◆ **Given exercise**
The records below must be transcribed exactly. Do not include the pictures.

[start]

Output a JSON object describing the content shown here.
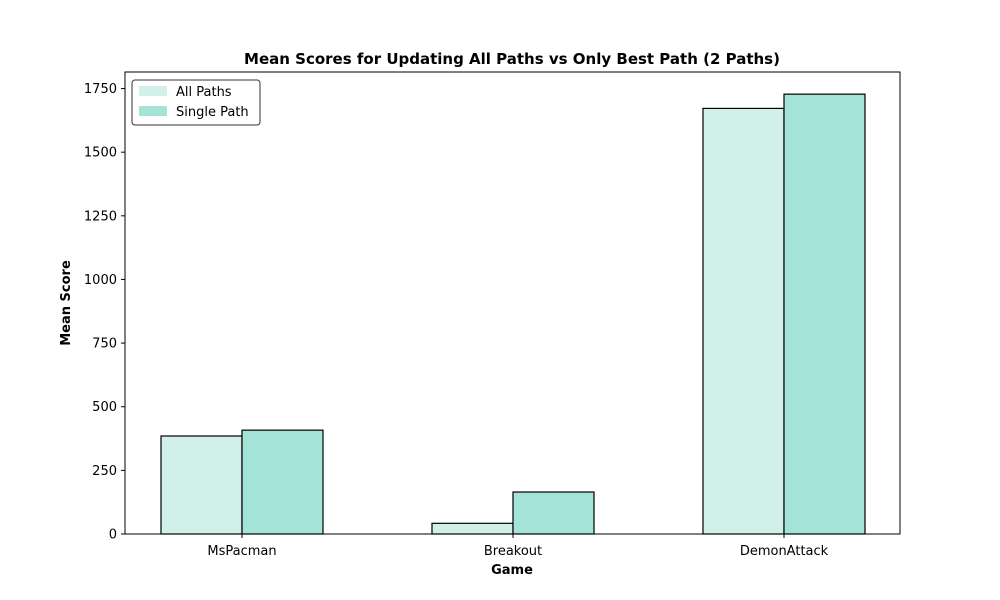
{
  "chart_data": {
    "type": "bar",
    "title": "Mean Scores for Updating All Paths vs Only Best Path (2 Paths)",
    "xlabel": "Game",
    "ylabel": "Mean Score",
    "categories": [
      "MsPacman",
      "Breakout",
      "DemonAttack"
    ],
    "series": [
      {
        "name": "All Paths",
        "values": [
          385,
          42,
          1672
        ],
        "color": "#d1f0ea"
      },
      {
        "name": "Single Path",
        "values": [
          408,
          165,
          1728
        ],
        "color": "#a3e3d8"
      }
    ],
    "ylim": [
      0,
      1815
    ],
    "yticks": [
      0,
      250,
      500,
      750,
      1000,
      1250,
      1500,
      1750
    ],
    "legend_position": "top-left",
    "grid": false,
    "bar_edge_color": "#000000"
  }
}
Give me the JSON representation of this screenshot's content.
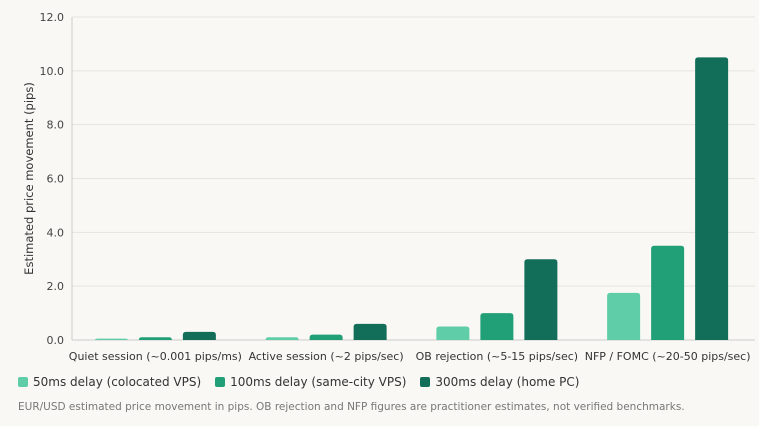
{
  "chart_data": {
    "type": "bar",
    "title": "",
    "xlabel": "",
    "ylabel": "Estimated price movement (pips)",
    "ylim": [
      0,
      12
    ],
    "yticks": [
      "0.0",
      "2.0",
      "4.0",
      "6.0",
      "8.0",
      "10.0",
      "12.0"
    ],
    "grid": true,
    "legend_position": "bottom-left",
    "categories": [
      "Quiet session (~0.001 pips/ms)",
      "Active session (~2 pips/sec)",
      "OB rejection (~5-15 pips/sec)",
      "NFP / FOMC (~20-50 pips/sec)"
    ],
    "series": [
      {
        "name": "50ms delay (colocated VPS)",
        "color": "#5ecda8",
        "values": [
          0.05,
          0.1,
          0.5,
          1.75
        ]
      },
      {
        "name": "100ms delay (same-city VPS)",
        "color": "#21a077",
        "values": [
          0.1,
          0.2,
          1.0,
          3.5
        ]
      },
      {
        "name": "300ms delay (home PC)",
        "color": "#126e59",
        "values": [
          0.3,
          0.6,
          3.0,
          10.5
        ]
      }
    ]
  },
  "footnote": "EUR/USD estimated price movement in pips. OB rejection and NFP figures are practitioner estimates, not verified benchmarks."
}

[end]

◆ **Full solution**
Output a JSON object describing the content shown here.
{
  "chart_data": {
    "type": "bar",
    "title": "Mean Scores for Updating All Paths vs Only Best Path (2 Paths)",
    "xlabel": "Game",
    "ylabel": "Mean Score",
    "categories": [
      "MsPacman",
      "Breakout",
      "DemonAttack"
    ],
    "series": [
      {
        "name": "All Paths",
        "values": [
          385,
          42,
          1672
        ],
        "color": "#d1f0ea"
      },
      {
        "name": "Single Path",
        "values": [
          408,
          165,
          1728
        ],
        "color": "#a3e3d8"
      }
    ],
    "ylim": [
      0,
      1815
    ],
    "yticks": [
      0,
      250,
      500,
      750,
      1000,
      1250,
      1500,
      1750
    ],
    "legend_position": "top-left",
    "grid": false,
    "bar_edge_color": "#000000"
  }
}
Give me the JSON representation of this screenshot's content.
{
  "chart_data": {
    "type": "bar",
    "title": "",
    "xlabel": "",
    "ylabel": "Estimated price movement (pips)",
    "ylim": [
      0,
      12
    ],
    "yticks": [
      "0.0",
      "2.0",
      "4.0",
      "6.0",
      "8.0",
      "10.0",
      "12.0"
    ],
    "grid": true,
    "legend_position": "bottom-left",
    "categories": [
      "Quiet session (~0.001 pips/ms)",
      "Active session (~2 pips/sec)",
      "OB rejection (~5-15 pips/sec)",
      "NFP / FOMC (~20-50 pips/sec)"
    ],
    "series": [
      {
        "name": "50ms delay (colocated VPS)",
        "color": "#5ecda8",
        "values": [
          0.05,
          0.1,
          0.5,
          1.75
        ]
      },
      {
        "name": "100ms delay (same-city VPS)",
        "color": "#21a077",
        "values": [
          0.1,
          0.2,
          1.0,
          3.5
        ]
      },
      {
        "name": "300ms delay (home PC)",
        "color": "#126e59",
        "values": [
          0.3,
          0.6,
          3.0,
          10.5
        ]
      }
    ]
  },
  "footnote": "EUR/USD estimated price movement in pips. OB rejection and NFP figures are practitioner estimates, not verified benchmarks."
}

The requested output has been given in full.